Question

4. The following function defines a recursive sequence.
f(0) = -5

f(1) = 20

f(n) = -4•f(n -1) - 3•f(n - 2); for n > 1

Which of the following sequences is defined by this recursive function? (4 points)


-5, -20, -65, -200, …
-5, 20, -92, 372, …
-5, -24, -92, -372, …
-5, 20, -65, 200

Answer 1

@jtm-PA

Answer 2

we can eliminate A and C

Answer 3

Your \(f(0)=5\) and \(f(1)=20\), so yes, you can eliminate \(A\) and \(C\).

Answer 4

Now, plug in \(f(0)=1\) and \(f(1)=20\) to find \(f(2)\).

Answer 5

19?

Answer 6

\(f(n)=-4f(n-1)-3f(n-2)\) (for n>1)
\(f(2)=-4f(2-1)-3f(2-2)\)
\(f(2)=-4f(1)-3f(0)\)
\(f(2)=-4(20)-3(5)\)

Answer 7

See what I did?

Extracted data entries:
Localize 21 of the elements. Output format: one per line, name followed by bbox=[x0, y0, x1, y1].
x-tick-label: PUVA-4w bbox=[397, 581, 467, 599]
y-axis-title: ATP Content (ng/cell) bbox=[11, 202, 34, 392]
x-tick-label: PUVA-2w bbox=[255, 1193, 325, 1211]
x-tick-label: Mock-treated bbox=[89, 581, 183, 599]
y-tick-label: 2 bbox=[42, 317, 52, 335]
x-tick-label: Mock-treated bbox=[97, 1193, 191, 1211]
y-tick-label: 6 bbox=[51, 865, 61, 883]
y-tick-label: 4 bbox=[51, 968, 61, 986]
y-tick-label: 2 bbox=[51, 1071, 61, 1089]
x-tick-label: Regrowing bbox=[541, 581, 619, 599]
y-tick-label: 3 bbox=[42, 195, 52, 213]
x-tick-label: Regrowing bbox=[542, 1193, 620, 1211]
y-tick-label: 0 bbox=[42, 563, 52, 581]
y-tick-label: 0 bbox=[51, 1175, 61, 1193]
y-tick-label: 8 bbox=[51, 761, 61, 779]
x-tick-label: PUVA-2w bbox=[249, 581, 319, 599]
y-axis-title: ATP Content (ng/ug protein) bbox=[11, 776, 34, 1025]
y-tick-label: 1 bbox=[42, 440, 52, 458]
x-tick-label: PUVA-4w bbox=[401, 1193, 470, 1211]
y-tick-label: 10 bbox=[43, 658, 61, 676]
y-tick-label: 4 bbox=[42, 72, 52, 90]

Required actions:
[a] Do the following statements agree with the thread on the recursive sequence? (i) The recursive formula for f(n) is stated to apply for n > 1. (ii) The question is worth 4 points. (iii) One reply says that choices A and B can be eliminated.
[b] Write out the part of the thread on the recursive sequence starting with "4. The following" and going on through "function? (4 points)".

Solutions for each task:
[a]
(i) Yes: "for n > 1"
(ii) Yes: "(4 points)"
(iii) No: "we can eliminate A and C"

[b]
4. The following function defines a recursive sequence.
f(0) = -5

f(1) = 20

f(n) = -4•f(n -1) - 3•f(n - 2); for n > 1

Which of the following sequences is defined by this recursive function? (4 points)